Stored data
--*--

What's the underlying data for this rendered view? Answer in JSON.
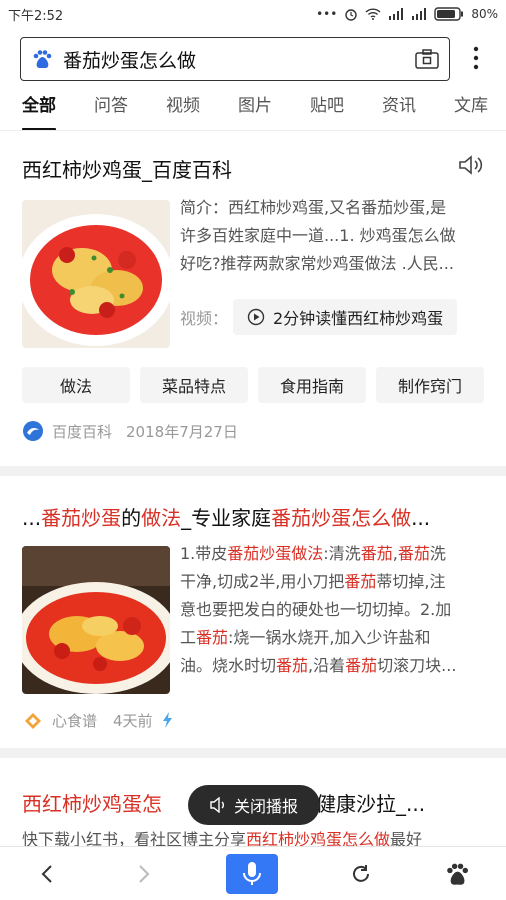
{
  "status": {
    "time": "下午2:52",
    "battery": "80%"
  },
  "search": {
    "query": "番茄炒蛋怎么做"
  },
  "tabs": [
    "全部",
    "问答",
    "视频",
    "图片",
    "贴吧",
    "资讯",
    "文库"
  ],
  "result1": {
    "title": "西红柿炒鸡蛋_百度百科",
    "snippet_lines": [
      "简介：西红柿炒鸡蛋,又名番茄炒蛋,是",
      "许多百姓家庭中一道...1. 炒鸡蛋怎么做",
      "好吃?推荐两款家常炒鸡蛋做法 .人民..."
    ],
    "video_label": "视频：",
    "video_button": "2分钟读懂西红柿炒鸡蛋",
    "pills": [
      "做法",
      "菜品特点",
      "食用指南",
      "制作窍门"
    ],
    "source": "百度百科",
    "date": "2018年7月27日"
  },
  "result2": {
    "title_parts": [
      {
        "text": "...",
        "hl": false
      },
      {
        "text": "番茄炒蛋",
        "hl": true
      },
      {
        "text": "的",
        "hl": false
      },
      {
        "text": "做法",
        "hl": true
      },
      {
        "text": "_专业家庭",
        "hl": false
      },
      {
        "text": "番茄炒蛋怎么做",
        "hl": true
      },
      {
        "text": "...",
        "hl": false
      }
    ],
    "snippet_lines": [
      [
        {
          "text": "1.带皮",
          "hl": false
        },
        {
          "text": "番茄炒蛋做法",
          "hl": true
        },
        {
          "text": ":清洗",
          "hl": false
        },
        {
          "text": "番茄",
          "hl": true
        },
        {
          "text": ",",
          "hl": false
        },
        {
          "text": "番茄",
          "hl": true
        },
        {
          "text": "洗",
          "hl": false
        }
      ],
      [
        {
          "text": "干净,切成2半,用小刀把",
          "hl": false
        },
        {
          "text": "番茄",
          "hl": true
        },
        {
          "text": "蒂切掉,注",
          "hl": false
        }
      ],
      [
        {
          "text": "意也要把发白的硬处也一切切掉。2.加",
          "hl": false
        }
      ],
      [
        {
          "text": "工",
          "hl": false
        },
        {
          "text": "番茄",
          "hl": true
        },
        {
          "text": ":烧一锅水烧开,加入少许盐和",
          "hl": false
        }
      ],
      [
        {
          "text": "油。烧水时切",
          "hl": false
        },
        {
          "text": "番茄",
          "hl": true
        },
        {
          "text": ",沿着",
          "hl": false
        },
        {
          "text": "番茄",
          "hl": true
        },
        {
          "text": "切滚刀块...",
          "hl": false
        }
      ]
    ],
    "source": "心食谱",
    "age": "4天前"
  },
  "result3": {
    "title_left": "西红柿炒鸡蛋怎",
    "title_right": "健康沙拉_...",
    "snippet_parts": [
      {
        "text": "快下载小红书，看社区博主分享",
        "hl": false
      },
      {
        "text": "西红柿炒鸡蛋怎么做",
        "hl": true
      },
      {
        "text": "最好",
        "hl": false
      }
    ]
  },
  "toast": {
    "label": "关闭播报"
  },
  "colors": {
    "highlight": "#d93025",
    "accent": "#3478f6"
  }
}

--*--

EXERCISE
Transcribe each entry above exactly, apart from the pictures.

SOLUTION FOR THIS PROBLEM
What's the underlying data for this rendered view? Answer in JSON.
{
  "status": {
    "time": "下午2:52",
    "battery": "80%"
  },
  "search": {
    "query": "番茄炒蛋怎么做"
  },
  "tabs": [
    "全部",
    "问答",
    "视频",
    "图片",
    "贴吧",
    "资讯",
    "文库"
  ],
  "result1": {
    "title": "西红柿炒鸡蛋_百度百科",
    "snippet_lines": [
      "简介：西红柿炒鸡蛋,又名番茄炒蛋,是",
      "许多百姓家庭中一道...1. 炒鸡蛋怎么做",
      "好吃?推荐两款家常炒鸡蛋做法 .人民..."
    ],
    "video_label": "视频：",
    "video_button": "2分钟读懂西红柿炒鸡蛋",
    "pills": [
      "做法",
      "菜品特点",
      "食用指南",
      "制作窍门"
    ],
    "source": "百度百科",
    "date": "2018年7月27日"
  },
  "result2": {
    "title_parts": [
      {
        "text": "...",
        "hl": false
      },
      {
        "text": "番茄炒蛋",
        "hl": true
      },
      {
        "text": "的",
        "hl": false
      },
      {
        "text": "做法",
        "hl": true
      },
      {
        "text": "_专业家庭",
        "hl": false
      },
      {
        "text": "番茄炒蛋怎么做",
        "hl": true
      },
      {
        "text": "...",
        "hl": false
      }
    ],
    "snippet_lines": [
      [
        {
          "text": "1.带皮",
          "hl": false
        },
        {
          "text": "番茄炒蛋做法",
          "hl": true
        },
        {
          "text": ":清洗",
          "hl": false
        },
        {
          "text": "番茄",
          "hl": true
        },
        {
          "text": ",",
          "hl": false
        },
        {
          "text": "番茄",
          "hl": true
        },
        {
          "text": "洗",
          "hl": false
        }
      ],
      [
        {
          "text": "干净,切成2半,用小刀把",
          "hl": false
        },
        {
          "text": "番茄",
          "hl": true
        },
        {
          "text": "蒂切掉,注",
          "hl": false
        }
      ],
      [
        {
          "text": "意也要把发白的硬处也一切切掉。2.加",
          "hl": false
        }
      ],
      [
        {
          "text": "工",
          "hl": false
        },
        {
          "text": "番茄",
          "hl": true
        },
        {
          "text": ":烧一锅水烧开,加入少许盐和",
          "hl": false
        }
      ],
      [
        {
          "text": "油。烧水时切",
          "hl": false
        },
        {
          "text": "番茄",
          "hl": true
        },
        {
          "text": ",沿着",
          "hl": false
        },
        {
          "text": "番茄",
          "hl": true
        },
        {
          "text": "切滚刀块...",
          "hl": false
        }
      ]
    ],
    "source": "心食谱",
    "age": "4天前"
  },
  "result3": {
    "title_left": "西红柿炒鸡蛋怎",
    "title_right": "健康沙拉_...",
    "snippet_parts": [
      {
        "text": "快下载小红书，看社区博主分享",
        "hl": false
      },
      {
        "text": "西红柿炒鸡蛋怎么做",
        "hl": true
      },
      {
        "text": "最好",
        "hl": false
      }
    ]
  },
  "toast": {
    "label": "关闭播报"
  },
  "colors": {
    "highlight": "#d93025",
    "accent": "#3478f6"
  }
}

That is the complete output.